(GIVEN PROBLEM):
From the listing below, pull out every line where the string "structured" appears.

(MATERIAL PROVIDED):
______

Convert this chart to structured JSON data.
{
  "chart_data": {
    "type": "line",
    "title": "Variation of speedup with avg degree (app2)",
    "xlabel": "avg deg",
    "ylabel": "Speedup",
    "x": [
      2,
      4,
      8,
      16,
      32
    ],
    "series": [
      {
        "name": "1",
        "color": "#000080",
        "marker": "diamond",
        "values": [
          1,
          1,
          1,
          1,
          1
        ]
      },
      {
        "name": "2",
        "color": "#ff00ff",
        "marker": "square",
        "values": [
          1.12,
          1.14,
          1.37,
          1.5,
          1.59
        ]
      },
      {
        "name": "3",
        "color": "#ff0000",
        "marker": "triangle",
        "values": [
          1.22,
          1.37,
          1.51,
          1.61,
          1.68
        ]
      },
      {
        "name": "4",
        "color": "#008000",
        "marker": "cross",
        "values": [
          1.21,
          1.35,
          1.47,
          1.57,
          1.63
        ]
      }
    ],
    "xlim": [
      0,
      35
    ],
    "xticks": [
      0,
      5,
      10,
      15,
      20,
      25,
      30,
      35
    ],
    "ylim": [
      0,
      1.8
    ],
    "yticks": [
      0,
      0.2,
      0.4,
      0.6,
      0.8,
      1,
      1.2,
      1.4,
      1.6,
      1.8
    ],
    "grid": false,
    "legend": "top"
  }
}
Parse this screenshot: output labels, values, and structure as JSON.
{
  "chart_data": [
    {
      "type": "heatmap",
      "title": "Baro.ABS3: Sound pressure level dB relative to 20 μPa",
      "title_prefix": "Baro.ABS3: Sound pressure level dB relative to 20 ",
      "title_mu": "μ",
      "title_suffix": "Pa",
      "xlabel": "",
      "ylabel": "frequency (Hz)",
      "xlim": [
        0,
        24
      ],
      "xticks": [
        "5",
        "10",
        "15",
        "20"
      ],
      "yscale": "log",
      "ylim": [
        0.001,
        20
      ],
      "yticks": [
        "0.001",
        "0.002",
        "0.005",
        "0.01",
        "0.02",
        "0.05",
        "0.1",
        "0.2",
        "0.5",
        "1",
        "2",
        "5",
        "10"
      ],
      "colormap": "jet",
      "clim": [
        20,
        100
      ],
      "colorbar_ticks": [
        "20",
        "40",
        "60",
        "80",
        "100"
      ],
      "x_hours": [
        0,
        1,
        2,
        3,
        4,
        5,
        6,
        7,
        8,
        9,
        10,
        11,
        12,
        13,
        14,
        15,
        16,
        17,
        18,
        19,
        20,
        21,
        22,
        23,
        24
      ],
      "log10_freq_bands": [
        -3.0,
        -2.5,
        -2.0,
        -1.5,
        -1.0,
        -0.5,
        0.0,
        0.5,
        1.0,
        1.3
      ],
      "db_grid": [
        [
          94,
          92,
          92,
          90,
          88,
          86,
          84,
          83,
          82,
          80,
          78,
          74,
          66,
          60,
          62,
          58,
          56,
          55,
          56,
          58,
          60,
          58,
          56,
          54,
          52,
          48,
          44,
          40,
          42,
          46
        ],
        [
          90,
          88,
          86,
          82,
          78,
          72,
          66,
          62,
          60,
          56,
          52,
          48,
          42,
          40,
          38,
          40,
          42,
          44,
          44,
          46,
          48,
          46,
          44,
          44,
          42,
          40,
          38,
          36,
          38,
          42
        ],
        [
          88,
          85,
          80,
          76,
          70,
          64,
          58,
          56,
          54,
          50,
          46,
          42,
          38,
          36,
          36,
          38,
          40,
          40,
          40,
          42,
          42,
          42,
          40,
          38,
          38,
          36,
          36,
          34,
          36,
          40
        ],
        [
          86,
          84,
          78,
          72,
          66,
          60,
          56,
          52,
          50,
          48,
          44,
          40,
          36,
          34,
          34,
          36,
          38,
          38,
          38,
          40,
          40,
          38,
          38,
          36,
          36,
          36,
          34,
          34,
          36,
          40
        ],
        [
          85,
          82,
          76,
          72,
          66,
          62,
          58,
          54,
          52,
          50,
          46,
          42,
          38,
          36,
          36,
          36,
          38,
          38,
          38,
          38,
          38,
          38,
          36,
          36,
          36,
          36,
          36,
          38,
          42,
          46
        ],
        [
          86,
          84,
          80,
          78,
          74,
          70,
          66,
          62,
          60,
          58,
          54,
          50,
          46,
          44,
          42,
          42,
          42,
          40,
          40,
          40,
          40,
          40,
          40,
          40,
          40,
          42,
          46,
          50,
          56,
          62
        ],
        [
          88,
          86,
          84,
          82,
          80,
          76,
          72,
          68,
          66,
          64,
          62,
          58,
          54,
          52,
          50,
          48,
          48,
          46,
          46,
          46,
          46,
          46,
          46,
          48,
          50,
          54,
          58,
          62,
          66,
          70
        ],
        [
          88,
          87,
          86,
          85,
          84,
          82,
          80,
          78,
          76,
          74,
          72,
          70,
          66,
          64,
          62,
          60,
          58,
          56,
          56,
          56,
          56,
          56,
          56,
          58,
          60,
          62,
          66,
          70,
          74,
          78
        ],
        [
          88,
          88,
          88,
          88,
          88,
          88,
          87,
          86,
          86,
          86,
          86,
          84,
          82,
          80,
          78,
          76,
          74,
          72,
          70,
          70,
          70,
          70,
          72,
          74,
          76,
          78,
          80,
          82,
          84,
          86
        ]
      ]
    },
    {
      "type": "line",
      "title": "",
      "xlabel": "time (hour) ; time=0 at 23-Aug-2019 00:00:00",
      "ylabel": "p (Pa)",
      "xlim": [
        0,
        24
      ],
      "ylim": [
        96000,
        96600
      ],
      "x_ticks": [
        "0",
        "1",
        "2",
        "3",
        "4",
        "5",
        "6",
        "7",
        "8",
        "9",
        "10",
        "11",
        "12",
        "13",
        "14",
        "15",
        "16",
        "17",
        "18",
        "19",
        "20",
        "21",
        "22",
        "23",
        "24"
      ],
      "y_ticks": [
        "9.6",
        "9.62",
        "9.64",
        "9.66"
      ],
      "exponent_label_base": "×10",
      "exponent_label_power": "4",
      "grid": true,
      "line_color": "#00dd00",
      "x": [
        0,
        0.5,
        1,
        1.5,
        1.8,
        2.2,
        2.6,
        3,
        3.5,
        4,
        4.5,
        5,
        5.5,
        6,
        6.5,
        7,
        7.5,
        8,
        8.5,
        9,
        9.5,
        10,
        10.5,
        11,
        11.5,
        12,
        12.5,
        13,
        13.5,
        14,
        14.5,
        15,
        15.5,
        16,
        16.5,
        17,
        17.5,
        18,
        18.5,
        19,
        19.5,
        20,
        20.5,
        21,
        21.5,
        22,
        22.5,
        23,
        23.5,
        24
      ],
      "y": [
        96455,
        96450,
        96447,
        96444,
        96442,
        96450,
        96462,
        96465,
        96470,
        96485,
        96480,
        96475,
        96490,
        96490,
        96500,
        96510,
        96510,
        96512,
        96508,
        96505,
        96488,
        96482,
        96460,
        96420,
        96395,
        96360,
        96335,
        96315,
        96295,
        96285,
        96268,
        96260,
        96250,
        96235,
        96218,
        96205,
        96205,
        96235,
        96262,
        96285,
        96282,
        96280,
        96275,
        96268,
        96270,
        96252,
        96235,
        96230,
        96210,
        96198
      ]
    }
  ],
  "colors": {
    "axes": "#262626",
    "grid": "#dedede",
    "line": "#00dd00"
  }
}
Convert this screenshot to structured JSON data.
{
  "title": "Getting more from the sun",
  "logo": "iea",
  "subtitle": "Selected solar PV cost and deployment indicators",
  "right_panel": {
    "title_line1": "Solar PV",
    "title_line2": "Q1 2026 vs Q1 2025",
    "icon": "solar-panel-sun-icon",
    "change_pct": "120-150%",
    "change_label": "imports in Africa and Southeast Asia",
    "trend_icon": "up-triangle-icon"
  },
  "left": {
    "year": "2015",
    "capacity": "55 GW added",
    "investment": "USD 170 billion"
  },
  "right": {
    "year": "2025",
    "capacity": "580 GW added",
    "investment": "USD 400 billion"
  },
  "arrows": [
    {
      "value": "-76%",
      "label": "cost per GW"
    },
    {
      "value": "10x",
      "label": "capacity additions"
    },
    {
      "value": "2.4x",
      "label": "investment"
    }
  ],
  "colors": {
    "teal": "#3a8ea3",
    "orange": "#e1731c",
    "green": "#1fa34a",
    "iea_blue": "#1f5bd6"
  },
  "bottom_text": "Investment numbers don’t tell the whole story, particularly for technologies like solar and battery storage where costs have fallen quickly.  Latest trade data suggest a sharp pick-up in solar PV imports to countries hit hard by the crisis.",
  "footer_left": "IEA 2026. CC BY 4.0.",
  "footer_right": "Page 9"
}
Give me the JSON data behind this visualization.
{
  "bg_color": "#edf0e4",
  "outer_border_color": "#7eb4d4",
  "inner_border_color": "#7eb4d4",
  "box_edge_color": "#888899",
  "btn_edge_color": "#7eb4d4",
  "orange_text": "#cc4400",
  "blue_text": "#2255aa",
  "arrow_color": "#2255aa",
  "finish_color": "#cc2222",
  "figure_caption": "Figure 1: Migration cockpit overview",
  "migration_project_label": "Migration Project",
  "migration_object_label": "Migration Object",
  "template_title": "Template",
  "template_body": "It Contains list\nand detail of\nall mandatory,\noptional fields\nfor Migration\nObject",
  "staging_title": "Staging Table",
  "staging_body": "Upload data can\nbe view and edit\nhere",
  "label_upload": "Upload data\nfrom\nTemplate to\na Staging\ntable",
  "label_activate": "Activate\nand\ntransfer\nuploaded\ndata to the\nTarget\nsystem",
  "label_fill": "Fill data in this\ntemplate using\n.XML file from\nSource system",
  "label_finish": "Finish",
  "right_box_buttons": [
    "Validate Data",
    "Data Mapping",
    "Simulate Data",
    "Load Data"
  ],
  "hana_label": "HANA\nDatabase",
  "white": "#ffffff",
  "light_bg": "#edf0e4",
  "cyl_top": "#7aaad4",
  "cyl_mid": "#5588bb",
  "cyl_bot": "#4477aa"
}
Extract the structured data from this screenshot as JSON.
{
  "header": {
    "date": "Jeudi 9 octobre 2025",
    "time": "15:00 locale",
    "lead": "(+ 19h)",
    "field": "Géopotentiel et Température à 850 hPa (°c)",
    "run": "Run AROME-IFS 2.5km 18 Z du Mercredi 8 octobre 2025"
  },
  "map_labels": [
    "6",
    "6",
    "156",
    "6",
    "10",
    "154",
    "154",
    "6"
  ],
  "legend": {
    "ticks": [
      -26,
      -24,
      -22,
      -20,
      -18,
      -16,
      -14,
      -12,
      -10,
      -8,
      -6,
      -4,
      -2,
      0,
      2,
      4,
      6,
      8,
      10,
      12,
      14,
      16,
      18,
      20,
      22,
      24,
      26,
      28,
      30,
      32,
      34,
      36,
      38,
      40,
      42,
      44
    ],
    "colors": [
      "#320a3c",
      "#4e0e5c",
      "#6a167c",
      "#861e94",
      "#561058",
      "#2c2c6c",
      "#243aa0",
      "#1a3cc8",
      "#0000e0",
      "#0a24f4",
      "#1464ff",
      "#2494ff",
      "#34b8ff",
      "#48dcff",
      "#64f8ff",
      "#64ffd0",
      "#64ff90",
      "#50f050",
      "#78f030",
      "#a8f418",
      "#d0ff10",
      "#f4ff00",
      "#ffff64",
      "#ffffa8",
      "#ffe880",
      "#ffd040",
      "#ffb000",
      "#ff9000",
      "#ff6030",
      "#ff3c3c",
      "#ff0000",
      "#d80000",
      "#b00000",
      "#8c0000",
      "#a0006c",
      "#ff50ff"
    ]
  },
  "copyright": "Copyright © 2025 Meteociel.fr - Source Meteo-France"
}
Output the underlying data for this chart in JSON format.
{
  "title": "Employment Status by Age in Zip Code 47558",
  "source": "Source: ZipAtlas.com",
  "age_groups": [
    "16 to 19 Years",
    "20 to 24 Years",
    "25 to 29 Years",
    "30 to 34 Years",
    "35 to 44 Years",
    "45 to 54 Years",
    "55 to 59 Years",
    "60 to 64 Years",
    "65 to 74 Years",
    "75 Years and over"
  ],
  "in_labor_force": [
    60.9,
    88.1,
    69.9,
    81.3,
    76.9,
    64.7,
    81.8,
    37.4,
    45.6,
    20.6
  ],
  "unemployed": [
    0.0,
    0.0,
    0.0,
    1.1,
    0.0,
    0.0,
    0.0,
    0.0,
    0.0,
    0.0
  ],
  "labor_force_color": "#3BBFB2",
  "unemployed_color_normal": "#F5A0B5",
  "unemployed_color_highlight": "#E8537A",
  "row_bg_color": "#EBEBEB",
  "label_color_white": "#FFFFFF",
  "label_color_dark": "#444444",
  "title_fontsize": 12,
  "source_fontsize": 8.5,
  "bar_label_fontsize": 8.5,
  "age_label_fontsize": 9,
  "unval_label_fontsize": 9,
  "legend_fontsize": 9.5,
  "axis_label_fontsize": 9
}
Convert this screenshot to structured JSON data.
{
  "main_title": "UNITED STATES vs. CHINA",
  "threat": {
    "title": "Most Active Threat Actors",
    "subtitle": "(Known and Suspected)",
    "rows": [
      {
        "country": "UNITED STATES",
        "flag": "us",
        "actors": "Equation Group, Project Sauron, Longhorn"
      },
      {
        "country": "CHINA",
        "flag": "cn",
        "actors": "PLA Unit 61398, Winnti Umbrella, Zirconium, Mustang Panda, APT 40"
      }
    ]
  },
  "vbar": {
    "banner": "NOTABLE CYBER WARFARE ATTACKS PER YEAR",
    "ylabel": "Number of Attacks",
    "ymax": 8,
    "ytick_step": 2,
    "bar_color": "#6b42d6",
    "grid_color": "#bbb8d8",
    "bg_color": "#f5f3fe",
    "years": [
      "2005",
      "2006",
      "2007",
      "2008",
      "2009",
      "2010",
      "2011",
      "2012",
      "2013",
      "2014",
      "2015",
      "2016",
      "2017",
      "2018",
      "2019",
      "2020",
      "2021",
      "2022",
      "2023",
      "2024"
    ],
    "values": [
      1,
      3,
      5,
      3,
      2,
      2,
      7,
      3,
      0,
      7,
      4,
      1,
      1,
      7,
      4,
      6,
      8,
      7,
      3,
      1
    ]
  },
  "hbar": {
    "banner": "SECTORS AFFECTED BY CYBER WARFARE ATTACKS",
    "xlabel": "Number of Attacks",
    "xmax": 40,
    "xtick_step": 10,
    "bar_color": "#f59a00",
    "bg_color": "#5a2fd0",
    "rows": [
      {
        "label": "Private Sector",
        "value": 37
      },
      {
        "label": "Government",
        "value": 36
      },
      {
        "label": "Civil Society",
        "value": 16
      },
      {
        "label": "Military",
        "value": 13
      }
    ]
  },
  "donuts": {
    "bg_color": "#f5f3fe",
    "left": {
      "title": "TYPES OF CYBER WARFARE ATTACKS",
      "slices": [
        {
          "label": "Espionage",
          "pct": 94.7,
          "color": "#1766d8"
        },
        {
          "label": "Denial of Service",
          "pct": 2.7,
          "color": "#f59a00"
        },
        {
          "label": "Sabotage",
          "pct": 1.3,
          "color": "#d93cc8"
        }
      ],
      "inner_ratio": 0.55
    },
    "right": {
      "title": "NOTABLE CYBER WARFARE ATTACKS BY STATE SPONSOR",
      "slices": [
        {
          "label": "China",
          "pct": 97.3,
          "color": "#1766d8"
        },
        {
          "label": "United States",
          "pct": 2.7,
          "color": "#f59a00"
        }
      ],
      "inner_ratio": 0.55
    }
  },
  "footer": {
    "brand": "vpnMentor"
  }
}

______

(RESULT):
Convert this chart to structured JSON data.
Convert this screenshot to structured JSON data.
Extract the structured data from this screenshot as JSON.
Convert this screenshot to structured JSON data.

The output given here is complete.